- Instruction -
Write out the whole listing word for word.

· · · ·

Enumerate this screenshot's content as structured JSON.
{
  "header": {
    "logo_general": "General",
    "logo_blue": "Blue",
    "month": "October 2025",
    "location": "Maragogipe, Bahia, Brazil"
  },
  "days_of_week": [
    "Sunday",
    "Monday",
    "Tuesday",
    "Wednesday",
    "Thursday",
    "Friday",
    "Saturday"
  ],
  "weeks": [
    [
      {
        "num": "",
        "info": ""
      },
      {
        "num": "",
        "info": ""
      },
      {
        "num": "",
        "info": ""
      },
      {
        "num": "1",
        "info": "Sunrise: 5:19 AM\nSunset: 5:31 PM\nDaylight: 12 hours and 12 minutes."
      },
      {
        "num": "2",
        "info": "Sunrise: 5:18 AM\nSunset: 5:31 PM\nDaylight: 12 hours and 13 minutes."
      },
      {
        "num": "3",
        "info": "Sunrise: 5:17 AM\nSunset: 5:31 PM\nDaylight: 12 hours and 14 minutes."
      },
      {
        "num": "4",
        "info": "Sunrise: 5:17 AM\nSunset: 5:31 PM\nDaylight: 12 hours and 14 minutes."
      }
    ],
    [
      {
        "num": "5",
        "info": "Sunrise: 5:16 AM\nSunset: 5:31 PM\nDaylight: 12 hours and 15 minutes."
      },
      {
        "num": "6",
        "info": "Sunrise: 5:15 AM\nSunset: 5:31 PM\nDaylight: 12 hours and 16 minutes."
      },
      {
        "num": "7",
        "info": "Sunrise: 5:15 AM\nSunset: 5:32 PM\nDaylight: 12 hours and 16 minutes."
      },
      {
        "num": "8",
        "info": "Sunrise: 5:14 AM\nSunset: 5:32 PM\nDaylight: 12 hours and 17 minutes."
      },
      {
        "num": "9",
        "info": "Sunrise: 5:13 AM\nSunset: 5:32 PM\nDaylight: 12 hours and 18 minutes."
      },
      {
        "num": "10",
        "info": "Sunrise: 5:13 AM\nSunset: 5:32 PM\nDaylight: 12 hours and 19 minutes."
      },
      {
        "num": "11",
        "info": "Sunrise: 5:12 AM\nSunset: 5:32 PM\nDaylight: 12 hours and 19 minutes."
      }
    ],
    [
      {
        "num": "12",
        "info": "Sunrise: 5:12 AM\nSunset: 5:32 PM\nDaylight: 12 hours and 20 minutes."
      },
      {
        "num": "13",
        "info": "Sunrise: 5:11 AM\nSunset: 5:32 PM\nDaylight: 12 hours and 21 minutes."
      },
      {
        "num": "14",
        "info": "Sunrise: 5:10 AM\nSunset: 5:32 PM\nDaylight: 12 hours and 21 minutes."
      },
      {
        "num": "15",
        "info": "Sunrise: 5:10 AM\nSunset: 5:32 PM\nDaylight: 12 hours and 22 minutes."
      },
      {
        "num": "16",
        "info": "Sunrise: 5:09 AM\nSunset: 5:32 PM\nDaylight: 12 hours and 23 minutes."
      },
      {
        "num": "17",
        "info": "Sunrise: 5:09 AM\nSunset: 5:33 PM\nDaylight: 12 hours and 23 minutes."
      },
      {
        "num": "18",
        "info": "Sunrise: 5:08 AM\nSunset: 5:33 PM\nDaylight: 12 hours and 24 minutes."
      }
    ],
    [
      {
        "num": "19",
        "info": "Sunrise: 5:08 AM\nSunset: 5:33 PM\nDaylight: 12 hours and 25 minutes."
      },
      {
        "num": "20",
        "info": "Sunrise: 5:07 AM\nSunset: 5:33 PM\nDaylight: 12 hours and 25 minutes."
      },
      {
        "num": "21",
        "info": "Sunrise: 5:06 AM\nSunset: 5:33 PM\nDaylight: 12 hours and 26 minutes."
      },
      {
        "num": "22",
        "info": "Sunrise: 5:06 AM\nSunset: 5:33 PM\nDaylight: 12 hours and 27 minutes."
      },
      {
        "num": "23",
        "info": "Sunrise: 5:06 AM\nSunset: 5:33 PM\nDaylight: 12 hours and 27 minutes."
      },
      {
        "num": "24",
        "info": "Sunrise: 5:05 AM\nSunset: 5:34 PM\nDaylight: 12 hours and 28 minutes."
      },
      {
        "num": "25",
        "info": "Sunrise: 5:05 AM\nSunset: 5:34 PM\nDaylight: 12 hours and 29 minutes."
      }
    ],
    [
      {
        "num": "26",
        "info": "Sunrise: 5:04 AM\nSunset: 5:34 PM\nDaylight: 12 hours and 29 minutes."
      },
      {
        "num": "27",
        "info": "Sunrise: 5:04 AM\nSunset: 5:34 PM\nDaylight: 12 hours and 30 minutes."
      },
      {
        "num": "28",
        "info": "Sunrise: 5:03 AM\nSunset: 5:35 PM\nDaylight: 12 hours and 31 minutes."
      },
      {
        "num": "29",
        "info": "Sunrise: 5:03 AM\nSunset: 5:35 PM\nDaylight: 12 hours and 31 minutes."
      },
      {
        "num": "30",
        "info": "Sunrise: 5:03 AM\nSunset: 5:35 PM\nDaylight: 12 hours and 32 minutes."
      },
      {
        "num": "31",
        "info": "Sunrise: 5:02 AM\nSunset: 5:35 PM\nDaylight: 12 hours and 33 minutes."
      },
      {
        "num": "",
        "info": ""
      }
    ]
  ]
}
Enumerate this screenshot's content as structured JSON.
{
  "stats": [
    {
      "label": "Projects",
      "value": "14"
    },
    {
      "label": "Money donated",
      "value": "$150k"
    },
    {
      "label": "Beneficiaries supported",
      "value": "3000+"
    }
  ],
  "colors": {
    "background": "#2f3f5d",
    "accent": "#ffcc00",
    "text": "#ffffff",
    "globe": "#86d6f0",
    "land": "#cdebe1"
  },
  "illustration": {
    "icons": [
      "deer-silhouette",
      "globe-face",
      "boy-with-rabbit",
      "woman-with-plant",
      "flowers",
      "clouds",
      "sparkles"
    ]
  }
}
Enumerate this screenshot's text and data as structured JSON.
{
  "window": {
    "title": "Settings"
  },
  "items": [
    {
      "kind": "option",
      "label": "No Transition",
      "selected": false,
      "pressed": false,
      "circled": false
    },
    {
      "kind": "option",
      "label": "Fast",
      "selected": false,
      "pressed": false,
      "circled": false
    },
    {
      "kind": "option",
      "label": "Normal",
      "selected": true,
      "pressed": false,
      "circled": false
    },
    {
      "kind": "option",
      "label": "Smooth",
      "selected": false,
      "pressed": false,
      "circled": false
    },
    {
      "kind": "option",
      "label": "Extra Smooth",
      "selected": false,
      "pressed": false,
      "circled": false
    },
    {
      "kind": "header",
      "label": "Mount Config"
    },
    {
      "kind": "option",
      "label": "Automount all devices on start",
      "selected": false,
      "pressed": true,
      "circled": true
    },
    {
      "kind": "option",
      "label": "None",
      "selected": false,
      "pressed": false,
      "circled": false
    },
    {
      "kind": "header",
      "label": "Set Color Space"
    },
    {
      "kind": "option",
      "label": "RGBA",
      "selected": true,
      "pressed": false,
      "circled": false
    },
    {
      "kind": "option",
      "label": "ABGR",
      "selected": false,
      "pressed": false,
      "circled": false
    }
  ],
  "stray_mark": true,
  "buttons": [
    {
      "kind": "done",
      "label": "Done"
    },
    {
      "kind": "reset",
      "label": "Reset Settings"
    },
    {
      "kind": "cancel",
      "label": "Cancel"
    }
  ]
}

· · · ·

- Output -
Enumerate this screenshot's content as structured JSON.
{
  "header": {
    "logo_general": "General",
    "logo_blue": "Blue",
    "month": "October 2025",
    "location": "Maragogipe, Bahia, Brazil"
  },
  "days_of_week": [
    "Sunday",
    "Monday",
    "Tuesday",
    "Wednesday",
    "Thursday",
    "Friday",
    "Saturday"
  ],
  "weeks": [
    [
      {
        "num": "",
        "info": ""
      },
      {
        "num": "",
        "info": ""
      },
      {
        "num": "",
        "info": ""
      },
      {
        "num": "1",
        "info": "Sunrise: 5:19 AM\nSunset: 5:31 PM\nDaylight: 12 hours and 12 minutes."
      },
      {
        "num": "2",
        "info": "Sunrise: 5:18 AM\nSunset: 5:31 PM\nDaylight: 12 hours and 13 minutes."
      },
      {
        "num": "3",
        "info": "Sunrise: 5:17 AM\nSunset: 5:31 PM\nDaylight: 12 hours and 14 minutes."
      },
      {
        "num": "4",
        "info": "Sunrise: 5:17 AM\nSunset: 5:31 PM\nDaylight: 12 hours and 14 minutes."
      }
    ],
    [
      {
        "num": "5",
        "info": "Sunrise: 5:16 AM\nSunset: 5:31 PM\nDaylight: 12 hours and 15 minutes."
      },
      {
        "num": "6",
        "info": "Sunrise: 5:15 AM\nSunset: 5:31 PM\nDaylight: 12 hours and 16 minutes."
      },
      {
        "num": "7",
        "info": "Sunrise: 5:15 AM\nSunset: 5:32 PM\nDaylight: 12 hours and 16 minutes."
      },
      {
        "num": "8",
        "info": "Sunrise: 5:14 AM\nSunset: 5:32 PM\nDaylight: 12 hours and 17 minutes."
      },
      {
        "num": "9",
        "info": "Sunrise: 5:13 AM\nSunset: 5:32 PM\nDaylight: 12 hours and 18 minutes."
      },
      {
        "num": "10",
        "info": "Sunrise: 5:13 AM\nSunset: 5:32 PM\nDaylight: 12 hours and 19 minutes."
      },
      {
        "num": "11",
        "info": "Sunrise: 5:12 AM\nSunset: 5:32 PM\nDaylight: 12 hours and 19 minutes."
      }
    ],
    [
      {
        "num": "12",
        "info": "Sunrise: 5:12 AM\nSunset: 5:32 PM\nDaylight: 12 hours and 20 minutes."
      },
      {
        "num": "13",
        "info": "Sunrise: 5:11 AM\nSunset: 5:32 PM\nDaylight: 12 hours and 21 minutes."
      },
      {
        "num": "14",
        "info": "Sunrise: 5:10 AM\nSunset: 5:32 PM\nDaylight: 12 hours and 21 minutes."
      },
      {
        "num": "15",
        "info": "Sunrise: 5:10 AM\nSunset: 5:32 PM\nDaylight: 12 hours and 22 minutes."
      },
      {
        "num": "16",
        "info": "Sunrise: 5:09 AM\nSunset: 5:32 PM\nDaylight: 12 hours and 23 minutes."
      },
      {
        "num": "17",
        "info": "Sunrise: 5:09 AM\nSunset: 5:33 PM\nDaylight: 12 hours and 23 minutes."
      },
      {
        "num": "18",
        "info": "Sunrise: 5:08 AM\nSunset: 5:33 PM\nDaylight: 12 hours and 24 minutes."
      }
    ],
    [
      {
        "num": "19",
        "info": "Sunrise: 5:08 AM\nSunset: 5:33 PM\nDaylight: 12 hours and 25 minutes."
      },
      {
        "num": "20",
        "info": "Sunrise: 5:07 AM\nSunset: 5:33 PM\nDaylight: 12 hours and 25 minutes."
      },
      {
        "num": "21",
        "info": "Sunrise: 5:06 AM\nSunset: 5:33 PM\nDaylight: 12 hours and 26 minutes."
      },
      {
        "num": "22",
        "info": "Sunrise: 5:06 AM\nSunset: 5:33 PM\nDaylight: 12 hours and 27 minutes."
      },
      {
        "num": "23",
        "info": "Sunrise: 5:06 AM\nSunset: 5:33 PM\nDaylight: 12 hours and 27 minutes."
      },
      {
        "num": "24",
        "info": "Sunrise: 5:05 AM\nSunset: 5:34 PM\nDaylight: 12 hours and 28 minutes."
      },
      {
        "num": "25",
        "info": "Sunrise: 5:05 AM\nSunset: 5:34 PM\nDaylight: 12 hours and 29 minutes."
      }
    ],
    [
      {
        "num": "26",
        "info": "Sunrise: 5:04 AM\nSunset: 5:34 PM\nDaylight: 12 hours and 29 minutes."
      },
      {
        "num": "27",
        "info": "Sunrise: 5:04 AM\nSunset: 5:34 PM\nDaylight: 12 hours and 30 minutes."
      },
      {
        "num": "28",
        "info": "Sunrise: 5:03 AM\nSunset: 5:35 PM\nDaylight: 12 hours and 31 minutes."
      },
      {
        "num": "29",
        "info": "Sunrise: 5:03 AM\nSunset: 5:35 PM\nDaylight: 12 hours and 31 minutes."
      },
      {
        "num": "30",
        "info": "Sunrise: 5:03 AM\nSunset: 5:35 PM\nDaylight: 12 hours and 32 minutes."
      },
      {
        "num": "31",
        "info": "Sunrise: 5:02 AM\nSunset: 5:35 PM\nDaylight: 12 hours and 33 minutes."
      },
      {
        "num": "",
        "info": ""
      }
    ]
  ]
}
Enumerate this screenshot's content as structured JSON.
{
  "stats": [
    {
      "label": "Projects",
      "value": "14"
    },
    {
      "label": "Money donated",
      "value": "$150k"
    },
    {
      "label": "Beneficiaries supported",
      "value": "3000+"
    }
  ],
  "colors": {
    "background": "#2f3f5d",
    "accent": "#ffcc00",
    "text": "#ffffff",
    "globe": "#86d6f0",
    "land": "#cdebe1"
  },
  "illustration": {
    "icons": [
      "deer-silhouette",
      "globe-face",
      "boy-with-rabbit",
      "woman-with-plant",
      "flowers",
      "clouds",
      "sparkles"
    ]
  }
}
Enumerate this screenshot's text and data as structured JSON.
{
  "window": {
    "title": "Settings"
  },
  "items": [
    {
      "kind": "option",
      "label": "No Transition",
      "selected": false,
      "pressed": false,
      "circled": false
    },
    {
      "kind": "option",
      "label": "Fast",
      "selected": false,
      "pressed": false,
      "circled": false
    },
    {
      "kind": "option",
      "label": "Normal",
      "selected": true,
      "pressed": false,
      "circled": false
    },
    {
      "kind": "option",
      "label": "Smooth",
      "selected": false,
      "pressed": false,
      "circled": false
    },
    {
      "kind": "option",
      "label": "Extra Smooth",
      "selected": false,
      "pressed": false,
      "circled": false
    },
    {
      "kind": "header",
      "label": "Mount Config"
    },
    {
      "kind": "option",
      "label": "Automount all devices on start",
      "selected": false,
      "pressed": true,
      "circled": true
    },
    {
      "kind": "option",
      "label": "None",
      "selected": false,
      "pressed": false,
      "circled": false
    },
    {
      "kind": "header",
      "label": "Set Color Space"
    },
    {
      "kind": "option",
      "label": "RGBA",
      "selected": true,
      "pressed": false,
      "circled": false
    },
    {
      "kind": "option",
      "label": "ABGR",
      "selected": false,
      "pressed": false,
      "circled": false
    }
  ],
  "stray_mark": true,
  "buttons": [
    {
      "kind": "done",
      "label": "Done"
    },
    {
      "kind": "reset",
      "label": "Reset Settings"
    },
    {
      "kind": "cancel",
      "label": "Cancel"
    }
  ]
}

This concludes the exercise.